• What is required:
Can you lay out every one of the rows below as a numbered list, leaving out any blank lines?
┌─ Dataset excerpts
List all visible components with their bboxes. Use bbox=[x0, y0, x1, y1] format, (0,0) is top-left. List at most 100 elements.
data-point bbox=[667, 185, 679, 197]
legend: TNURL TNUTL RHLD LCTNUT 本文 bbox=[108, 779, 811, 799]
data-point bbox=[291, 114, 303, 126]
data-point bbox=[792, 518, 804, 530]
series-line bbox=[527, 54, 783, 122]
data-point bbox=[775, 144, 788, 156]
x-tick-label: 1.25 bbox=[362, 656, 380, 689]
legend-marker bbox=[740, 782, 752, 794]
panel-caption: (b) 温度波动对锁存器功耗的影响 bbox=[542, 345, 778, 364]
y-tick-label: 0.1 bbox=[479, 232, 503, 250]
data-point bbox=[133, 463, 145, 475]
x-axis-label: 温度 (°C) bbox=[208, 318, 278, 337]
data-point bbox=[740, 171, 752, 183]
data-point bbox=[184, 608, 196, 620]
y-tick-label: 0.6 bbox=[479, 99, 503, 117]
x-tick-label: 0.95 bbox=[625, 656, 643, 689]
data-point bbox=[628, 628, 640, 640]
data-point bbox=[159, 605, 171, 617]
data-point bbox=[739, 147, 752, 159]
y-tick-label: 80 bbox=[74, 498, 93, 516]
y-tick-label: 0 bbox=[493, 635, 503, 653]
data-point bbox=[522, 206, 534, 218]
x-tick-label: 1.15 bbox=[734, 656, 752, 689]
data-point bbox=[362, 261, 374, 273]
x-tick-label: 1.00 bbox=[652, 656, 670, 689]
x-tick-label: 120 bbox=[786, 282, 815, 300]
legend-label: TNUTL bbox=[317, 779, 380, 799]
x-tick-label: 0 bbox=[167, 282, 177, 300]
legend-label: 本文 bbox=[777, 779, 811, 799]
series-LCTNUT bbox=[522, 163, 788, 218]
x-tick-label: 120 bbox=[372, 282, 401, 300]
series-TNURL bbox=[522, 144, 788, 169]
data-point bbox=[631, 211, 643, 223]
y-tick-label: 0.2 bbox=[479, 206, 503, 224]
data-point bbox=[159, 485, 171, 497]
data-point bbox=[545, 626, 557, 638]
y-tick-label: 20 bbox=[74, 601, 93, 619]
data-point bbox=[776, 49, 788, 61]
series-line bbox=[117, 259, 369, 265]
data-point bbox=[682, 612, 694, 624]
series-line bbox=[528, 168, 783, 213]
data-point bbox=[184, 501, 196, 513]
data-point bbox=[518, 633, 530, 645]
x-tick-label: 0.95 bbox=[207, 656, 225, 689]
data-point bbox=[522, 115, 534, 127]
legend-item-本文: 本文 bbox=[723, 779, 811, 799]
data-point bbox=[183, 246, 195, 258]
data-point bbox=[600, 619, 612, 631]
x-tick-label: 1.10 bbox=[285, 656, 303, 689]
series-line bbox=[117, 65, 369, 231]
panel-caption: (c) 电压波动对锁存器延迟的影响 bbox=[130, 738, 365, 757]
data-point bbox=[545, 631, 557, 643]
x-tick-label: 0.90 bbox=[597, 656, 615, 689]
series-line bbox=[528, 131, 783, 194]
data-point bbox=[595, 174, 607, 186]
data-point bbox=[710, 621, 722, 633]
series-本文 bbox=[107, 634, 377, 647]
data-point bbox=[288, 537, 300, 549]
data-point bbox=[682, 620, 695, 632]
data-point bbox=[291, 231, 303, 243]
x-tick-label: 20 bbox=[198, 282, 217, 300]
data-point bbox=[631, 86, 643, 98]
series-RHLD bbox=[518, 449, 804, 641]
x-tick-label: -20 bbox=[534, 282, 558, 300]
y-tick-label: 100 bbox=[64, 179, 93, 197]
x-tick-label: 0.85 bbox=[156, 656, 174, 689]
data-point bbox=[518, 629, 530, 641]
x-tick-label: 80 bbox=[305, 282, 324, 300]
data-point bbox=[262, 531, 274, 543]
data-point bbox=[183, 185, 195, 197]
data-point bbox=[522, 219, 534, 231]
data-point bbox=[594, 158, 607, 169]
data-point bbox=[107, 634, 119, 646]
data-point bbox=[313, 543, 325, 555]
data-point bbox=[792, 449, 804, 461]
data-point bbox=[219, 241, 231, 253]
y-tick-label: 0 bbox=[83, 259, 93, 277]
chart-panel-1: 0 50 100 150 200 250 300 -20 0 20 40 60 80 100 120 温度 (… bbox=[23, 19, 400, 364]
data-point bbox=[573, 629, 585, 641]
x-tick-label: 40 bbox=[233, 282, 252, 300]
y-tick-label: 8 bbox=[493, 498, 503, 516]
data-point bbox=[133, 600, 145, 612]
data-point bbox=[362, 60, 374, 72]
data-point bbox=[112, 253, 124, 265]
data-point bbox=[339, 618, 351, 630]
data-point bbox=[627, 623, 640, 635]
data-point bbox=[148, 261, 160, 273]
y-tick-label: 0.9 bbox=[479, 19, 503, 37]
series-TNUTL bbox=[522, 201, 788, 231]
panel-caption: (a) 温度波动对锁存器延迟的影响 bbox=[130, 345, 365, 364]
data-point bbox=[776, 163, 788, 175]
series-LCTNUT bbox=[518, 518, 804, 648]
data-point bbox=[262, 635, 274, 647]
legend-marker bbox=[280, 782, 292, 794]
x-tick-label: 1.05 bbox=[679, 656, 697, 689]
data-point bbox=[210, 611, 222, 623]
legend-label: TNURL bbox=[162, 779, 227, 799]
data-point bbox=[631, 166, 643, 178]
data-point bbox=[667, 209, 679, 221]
└─
• Exercise solution:
1. List all visible components with their bboxes. Use bbox=[x0, y0, x1, y1] format, (0,0) is top-left. List at most 100 elements.
2. data-point bbox=[667, 185, 679, 197]
3. legend: TNURL TNUTL RHLD LCTNUT 本文 bbox=[108, 779, 811, 799]
4. data-point bbox=[291, 114, 303, 126]
5. data-point bbox=[792, 518, 804, 530]
6. series-line bbox=[527, 54, 783, 122]
7. data-point bbox=[775, 144, 788, 156]
8. x-tick-label: 1.25 bbox=[362, 656, 380, 689]
9. legend-marker bbox=[740, 782, 752, 794]
10. panel-caption: (b) 温度波动对锁存器功耗的影响 bbox=[542, 345, 778, 364]
11. y-tick-label: 0.1 bbox=[479, 232, 503, 250]
12. data-point bbox=[133, 463, 145, 475]
13. x-axis-label: 温度 (°C) bbox=[208, 318, 278, 337]
14. data-point bbox=[740, 171, 752, 183]
15. data-point bbox=[184, 608, 196, 620]
16. y-tick-label: 0.6 bbox=[479, 99, 503, 117]
17. x-tick-label: 0.95 bbox=[625, 656, 643, 689]
18. data-point bbox=[628, 628, 640, 640]
19. data-point bbox=[159, 605, 171, 617]
20. data-point bbox=[739, 147, 752, 159]
21. y-tick-label: 80 bbox=[74, 498, 93, 516]
22. y-tick-label: 0 bbox=[493, 635, 503, 653]
23. data-point bbox=[522, 206, 534, 218]
24. x-tick-label: 1.15 bbox=[734, 656, 752, 689]
25. data-point bbox=[362, 261, 374, 273]
26. x-tick-label: 1.00 bbox=[652, 656, 670, 689]
27. x-tick-label: 120 bbox=[786, 282, 815, 300]
28. legend-label: TNUTL bbox=[317, 779, 380, 799]
29. x-tick-label: 0 bbox=[167, 282, 177, 300]
30. legend-label: 本文 bbox=[777, 779, 811, 799]
31. series-LCTNUT bbox=[522, 163, 788, 218]
32. x-tick-label: 120 bbox=[372, 282, 401, 300]
33. series-TNURL bbox=[522, 144, 788, 169]
34. data-point bbox=[631, 211, 643, 223]
35. y-tick-label: 0.2 bbox=[479, 206, 503, 224]
36. data-point bbox=[159, 485, 171, 497]
37. data-point bbox=[545, 626, 557, 638]
38. y-tick-label: 20 bbox=[74, 601, 93, 619]
39. data-point bbox=[776, 49, 788, 61]
40. series-line bbox=[117, 259, 369, 265]
41. data-point bbox=[682, 612, 694, 624]
42. series-line bbox=[528, 168, 783, 213]
43. data-point bbox=[184, 501, 196, 513]
44. data-point bbox=[518, 633, 530, 645]
45. x-tick-label: 0.95 bbox=[207, 656, 225, 689]
46. data-point bbox=[522, 115, 534, 127]
47. legend-item-本文: 本文 bbox=[723, 779, 811, 799]
48. data-point bbox=[183, 246, 195, 258]
49. data-point bbox=[600, 619, 612, 631]
50. x-tick-label: 1.10 bbox=[285, 656, 303, 689]
51. series-line bbox=[117, 65, 369, 231]
52. panel-caption: (c) 电压波动对锁存器延迟的影响 bbox=[130, 738, 365, 757]
53. data-point bbox=[545, 631, 557, 643]
54. x-tick-label: 0.90 bbox=[597, 656, 615, 689]
55. series-line bbox=[528, 131, 783, 194]
56. data-point bbox=[595, 174, 607, 186]
57. data-point bbox=[710, 621, 722, 633]
58. series-本文 bbox=[107, 634, 377, 647]
59. data-point bbox=[288, 537, 300, 549]
60. data-point bbox=[682, 620, 695, 632]
61. data-point bbox=[291, 231, 303, 243]
62. x-tick-label: 20 bbox=[198, 282, 217, 300]
63. data-point bbox=[631, 86, 643, 98]
64. series-RHLD bbox=[518, 449, 804, 641]
65. x-tick-label: -20 bbox=[534, 282, 558, 300]
66. y-tick-label: 100 bbox=[64, 179, 93, 197]
67. x-tick-label: 0.85 bbox=[156, 656, 174, 689]
68. data-point bbox=[518, 629, 530, 641]
69. x-tick-label: 80 bbox=[305, 282, 324, 300]
70. data-point bbox=[262, 531, 274, 543]
71. data-point bbox=[183, 185, 195, 197]
72. data-point bbox=[522, 219, 534, 231]
73. data-point bbox=[594, 158, 607, 169]
74. data-point bbox=[107, 634, 119, 646]
75. data-point bbox=[313, 543, 325, 555]
76. data-point bbox=[792, 449, 804, 461]
77. data-point bbox=[219, 241, 231, 253]
78. y-tick-label: 0 bbox=[83, 259, 93, 277]
79. chart-panel-1: 0 50 100 150 200 250 300 -20 0 20 40 60 80 100 120 温度 (… bbox=[23, 19, 400, 364]
80. data-point bbox=[573, 629, 585, 641]
81. x-tick-label: 40 bbox=[233, 282, 252, 300]
82. y-tick-label: 8 bbox=[493, 498, 503, 516]
83. data-point bbox=[133, 600, 145, 612]
84. data-point bbox=[362, 60, 374, 72]
85. data-point bbox=[112, 253, 124, 265]
86. data-point bbox=[339, 618, 351, 630]
87. data-point bbox=[627, 623, 640, 635]
88. data-point bbox=[148, 261, 160, 273]
89. y-tick-label: 0.9 bbox=[479, 19, 503, 37]
90. series-TNUTL bbox=[522, 201, 788, 231]
91. panel-caption: (a) 温度波动对锁存器延迟的影响 bbox=[130, 345, 365, 364]
92. data-point bbox=[776, 163, 788, 175]
93. series-LCTNUT bbox=[518, 518, 804, 648]
94. data-point bbox=[262, 635, 274, 647]
95. legend-marker bbox=[280, 782, 292, 794]
96. x-tick-label: 1.05 bbox=[679, 656, 697, 689]
97. data-point bbox=[210, 611, 222, 623]
98. legend-label: TNURL bbox=[162, 779, 227, 799]
99. data-point bbox=[631, 166, 643, 178]
100. data-point bbox=[667, 209, 679, 221]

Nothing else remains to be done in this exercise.